═══ Dataset rows
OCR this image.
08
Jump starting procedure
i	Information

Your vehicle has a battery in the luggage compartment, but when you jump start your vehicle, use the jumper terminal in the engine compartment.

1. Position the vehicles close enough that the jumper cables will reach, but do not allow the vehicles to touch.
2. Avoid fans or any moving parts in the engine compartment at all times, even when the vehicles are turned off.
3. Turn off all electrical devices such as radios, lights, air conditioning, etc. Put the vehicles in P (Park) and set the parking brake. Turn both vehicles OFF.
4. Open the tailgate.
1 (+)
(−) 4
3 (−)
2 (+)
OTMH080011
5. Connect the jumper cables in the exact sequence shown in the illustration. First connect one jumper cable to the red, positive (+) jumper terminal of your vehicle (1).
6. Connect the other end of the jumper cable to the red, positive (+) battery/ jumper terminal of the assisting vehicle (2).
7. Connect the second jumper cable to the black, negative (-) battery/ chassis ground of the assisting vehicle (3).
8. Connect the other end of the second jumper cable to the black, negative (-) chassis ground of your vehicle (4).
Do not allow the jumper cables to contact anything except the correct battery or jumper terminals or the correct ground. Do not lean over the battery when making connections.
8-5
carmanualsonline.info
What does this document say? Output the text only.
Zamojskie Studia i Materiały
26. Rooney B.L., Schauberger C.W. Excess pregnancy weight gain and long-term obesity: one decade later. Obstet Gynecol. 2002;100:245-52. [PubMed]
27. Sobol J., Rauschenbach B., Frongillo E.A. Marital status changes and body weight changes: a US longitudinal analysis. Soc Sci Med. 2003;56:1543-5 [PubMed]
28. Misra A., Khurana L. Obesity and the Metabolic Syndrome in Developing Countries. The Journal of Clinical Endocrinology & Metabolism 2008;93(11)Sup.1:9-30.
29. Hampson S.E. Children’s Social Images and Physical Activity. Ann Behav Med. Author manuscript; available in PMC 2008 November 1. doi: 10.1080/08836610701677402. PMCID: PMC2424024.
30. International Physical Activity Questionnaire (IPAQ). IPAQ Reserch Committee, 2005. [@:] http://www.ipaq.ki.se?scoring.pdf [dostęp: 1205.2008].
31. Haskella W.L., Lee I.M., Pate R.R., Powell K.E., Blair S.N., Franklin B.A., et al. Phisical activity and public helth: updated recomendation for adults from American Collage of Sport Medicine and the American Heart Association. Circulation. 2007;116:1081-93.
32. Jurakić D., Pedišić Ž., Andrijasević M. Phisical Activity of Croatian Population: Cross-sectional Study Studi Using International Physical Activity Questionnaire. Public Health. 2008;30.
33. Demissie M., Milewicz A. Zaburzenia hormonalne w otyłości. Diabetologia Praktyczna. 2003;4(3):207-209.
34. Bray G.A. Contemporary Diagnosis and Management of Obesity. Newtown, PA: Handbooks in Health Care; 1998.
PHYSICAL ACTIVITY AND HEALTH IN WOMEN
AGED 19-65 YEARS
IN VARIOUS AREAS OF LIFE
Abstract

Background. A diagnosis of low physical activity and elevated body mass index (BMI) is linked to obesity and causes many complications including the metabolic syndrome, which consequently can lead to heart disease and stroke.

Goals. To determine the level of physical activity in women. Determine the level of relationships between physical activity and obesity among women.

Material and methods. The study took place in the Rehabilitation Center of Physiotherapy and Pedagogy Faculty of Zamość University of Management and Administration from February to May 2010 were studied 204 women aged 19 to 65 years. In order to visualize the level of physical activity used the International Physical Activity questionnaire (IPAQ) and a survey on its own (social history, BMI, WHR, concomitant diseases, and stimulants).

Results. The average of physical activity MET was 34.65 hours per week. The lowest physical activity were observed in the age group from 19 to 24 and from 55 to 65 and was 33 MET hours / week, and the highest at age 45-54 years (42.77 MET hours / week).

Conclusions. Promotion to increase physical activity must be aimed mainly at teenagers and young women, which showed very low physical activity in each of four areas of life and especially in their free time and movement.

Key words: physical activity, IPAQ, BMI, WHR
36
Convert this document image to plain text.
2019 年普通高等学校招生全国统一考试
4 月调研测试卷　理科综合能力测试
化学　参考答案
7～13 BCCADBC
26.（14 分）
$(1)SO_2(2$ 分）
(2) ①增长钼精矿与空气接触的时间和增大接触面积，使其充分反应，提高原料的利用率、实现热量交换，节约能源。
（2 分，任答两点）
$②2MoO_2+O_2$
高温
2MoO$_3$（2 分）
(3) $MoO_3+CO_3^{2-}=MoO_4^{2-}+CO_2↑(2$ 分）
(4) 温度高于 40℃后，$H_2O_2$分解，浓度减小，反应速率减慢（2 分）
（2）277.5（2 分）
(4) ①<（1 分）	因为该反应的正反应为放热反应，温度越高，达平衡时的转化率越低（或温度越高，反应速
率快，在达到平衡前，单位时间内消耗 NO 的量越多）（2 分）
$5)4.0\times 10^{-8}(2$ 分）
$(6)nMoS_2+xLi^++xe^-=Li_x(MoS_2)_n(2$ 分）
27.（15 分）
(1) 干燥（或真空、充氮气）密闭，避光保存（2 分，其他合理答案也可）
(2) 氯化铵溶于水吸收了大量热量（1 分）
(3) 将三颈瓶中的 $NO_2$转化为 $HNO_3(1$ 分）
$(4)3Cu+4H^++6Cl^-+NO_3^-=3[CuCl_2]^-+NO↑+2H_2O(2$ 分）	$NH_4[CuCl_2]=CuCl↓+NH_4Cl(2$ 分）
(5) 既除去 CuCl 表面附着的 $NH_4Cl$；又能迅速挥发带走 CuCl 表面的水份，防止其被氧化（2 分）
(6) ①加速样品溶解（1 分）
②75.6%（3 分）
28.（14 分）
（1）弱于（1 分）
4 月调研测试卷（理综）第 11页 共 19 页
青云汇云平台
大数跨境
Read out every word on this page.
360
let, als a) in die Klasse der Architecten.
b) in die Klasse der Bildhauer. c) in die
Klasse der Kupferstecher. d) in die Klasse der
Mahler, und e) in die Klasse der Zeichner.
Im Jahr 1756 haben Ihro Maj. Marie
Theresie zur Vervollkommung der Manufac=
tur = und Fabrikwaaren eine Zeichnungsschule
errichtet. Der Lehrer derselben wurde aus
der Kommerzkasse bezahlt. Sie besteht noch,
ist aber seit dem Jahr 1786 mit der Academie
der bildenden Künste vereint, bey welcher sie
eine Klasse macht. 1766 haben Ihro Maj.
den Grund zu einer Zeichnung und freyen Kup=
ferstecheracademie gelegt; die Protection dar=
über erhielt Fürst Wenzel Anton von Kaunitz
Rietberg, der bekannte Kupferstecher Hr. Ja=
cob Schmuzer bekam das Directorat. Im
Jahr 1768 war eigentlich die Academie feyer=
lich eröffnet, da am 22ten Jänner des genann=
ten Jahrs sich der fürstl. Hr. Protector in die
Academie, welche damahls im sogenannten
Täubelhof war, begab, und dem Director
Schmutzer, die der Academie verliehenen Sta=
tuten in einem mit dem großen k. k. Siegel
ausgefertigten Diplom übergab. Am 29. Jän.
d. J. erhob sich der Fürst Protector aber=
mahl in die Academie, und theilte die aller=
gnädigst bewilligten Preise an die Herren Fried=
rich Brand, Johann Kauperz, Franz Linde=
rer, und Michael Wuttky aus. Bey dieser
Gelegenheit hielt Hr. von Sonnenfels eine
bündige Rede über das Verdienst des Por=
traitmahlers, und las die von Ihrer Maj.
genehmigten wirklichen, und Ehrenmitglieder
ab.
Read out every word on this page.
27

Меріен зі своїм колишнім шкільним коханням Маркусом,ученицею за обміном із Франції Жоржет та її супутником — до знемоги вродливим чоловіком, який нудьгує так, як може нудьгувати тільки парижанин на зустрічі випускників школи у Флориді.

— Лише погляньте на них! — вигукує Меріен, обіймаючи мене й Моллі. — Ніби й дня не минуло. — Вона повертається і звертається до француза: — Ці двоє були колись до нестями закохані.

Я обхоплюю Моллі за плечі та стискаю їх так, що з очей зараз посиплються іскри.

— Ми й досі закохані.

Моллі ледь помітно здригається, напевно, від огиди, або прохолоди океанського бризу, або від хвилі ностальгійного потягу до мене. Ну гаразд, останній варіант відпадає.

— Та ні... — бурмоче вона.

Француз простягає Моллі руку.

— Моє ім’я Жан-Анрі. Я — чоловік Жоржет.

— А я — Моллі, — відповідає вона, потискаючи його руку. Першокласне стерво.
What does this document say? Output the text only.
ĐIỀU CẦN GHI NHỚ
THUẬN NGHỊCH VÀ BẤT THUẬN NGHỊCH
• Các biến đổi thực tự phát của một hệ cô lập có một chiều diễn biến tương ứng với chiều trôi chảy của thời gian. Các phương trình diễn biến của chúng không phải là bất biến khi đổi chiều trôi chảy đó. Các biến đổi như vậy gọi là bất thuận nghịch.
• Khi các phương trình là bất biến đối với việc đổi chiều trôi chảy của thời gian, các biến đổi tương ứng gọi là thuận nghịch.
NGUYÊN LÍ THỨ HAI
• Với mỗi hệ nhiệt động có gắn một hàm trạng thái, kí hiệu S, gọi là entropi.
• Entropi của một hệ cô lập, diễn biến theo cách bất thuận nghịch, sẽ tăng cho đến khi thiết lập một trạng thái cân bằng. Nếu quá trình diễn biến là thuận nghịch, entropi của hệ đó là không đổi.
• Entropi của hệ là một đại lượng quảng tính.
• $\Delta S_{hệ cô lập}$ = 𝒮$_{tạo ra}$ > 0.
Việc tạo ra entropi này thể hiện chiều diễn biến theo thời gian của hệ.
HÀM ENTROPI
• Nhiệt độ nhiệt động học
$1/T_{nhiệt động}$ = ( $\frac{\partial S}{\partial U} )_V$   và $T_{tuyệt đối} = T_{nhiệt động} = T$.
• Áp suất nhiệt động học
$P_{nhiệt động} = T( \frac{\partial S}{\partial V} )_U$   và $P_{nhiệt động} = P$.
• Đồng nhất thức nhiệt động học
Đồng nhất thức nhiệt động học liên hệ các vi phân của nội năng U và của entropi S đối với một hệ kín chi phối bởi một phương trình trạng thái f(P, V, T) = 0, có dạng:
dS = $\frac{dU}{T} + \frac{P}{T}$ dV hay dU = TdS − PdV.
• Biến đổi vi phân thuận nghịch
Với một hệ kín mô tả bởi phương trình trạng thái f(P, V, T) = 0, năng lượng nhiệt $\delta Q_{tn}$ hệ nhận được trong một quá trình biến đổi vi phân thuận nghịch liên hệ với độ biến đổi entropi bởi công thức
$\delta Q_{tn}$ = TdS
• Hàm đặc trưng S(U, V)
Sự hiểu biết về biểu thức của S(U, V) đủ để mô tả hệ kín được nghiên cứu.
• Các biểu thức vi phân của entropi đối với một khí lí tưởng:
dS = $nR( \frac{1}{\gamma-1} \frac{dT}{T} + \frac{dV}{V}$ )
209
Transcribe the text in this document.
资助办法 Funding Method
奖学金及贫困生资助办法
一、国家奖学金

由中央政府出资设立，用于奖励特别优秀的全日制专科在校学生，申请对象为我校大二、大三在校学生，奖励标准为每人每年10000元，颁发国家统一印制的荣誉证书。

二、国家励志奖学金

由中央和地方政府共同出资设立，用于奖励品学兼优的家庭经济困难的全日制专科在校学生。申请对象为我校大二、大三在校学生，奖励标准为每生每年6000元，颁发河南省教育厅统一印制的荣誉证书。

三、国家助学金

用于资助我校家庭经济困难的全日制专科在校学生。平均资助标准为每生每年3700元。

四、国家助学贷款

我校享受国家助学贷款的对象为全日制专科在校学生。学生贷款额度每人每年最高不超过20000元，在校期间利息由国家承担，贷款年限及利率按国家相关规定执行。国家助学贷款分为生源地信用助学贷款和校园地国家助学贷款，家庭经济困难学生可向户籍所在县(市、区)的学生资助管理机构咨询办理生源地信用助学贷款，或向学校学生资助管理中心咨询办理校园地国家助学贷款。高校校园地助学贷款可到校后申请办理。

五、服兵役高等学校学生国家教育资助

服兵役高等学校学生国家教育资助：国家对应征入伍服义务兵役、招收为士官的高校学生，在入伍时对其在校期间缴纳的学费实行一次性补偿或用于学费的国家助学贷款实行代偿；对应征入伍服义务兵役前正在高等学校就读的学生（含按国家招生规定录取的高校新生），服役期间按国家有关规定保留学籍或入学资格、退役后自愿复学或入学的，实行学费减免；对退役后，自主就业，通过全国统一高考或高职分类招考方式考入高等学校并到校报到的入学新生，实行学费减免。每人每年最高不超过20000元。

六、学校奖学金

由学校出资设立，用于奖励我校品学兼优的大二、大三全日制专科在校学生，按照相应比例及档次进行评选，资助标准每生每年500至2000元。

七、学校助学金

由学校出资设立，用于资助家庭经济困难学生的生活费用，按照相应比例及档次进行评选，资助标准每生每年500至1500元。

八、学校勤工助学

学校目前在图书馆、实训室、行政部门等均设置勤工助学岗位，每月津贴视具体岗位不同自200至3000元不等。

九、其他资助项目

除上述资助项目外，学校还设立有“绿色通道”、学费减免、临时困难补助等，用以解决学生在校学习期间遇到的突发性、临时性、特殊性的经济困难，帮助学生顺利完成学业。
══════
Give only the count of lines in which the string "weight" appears.

2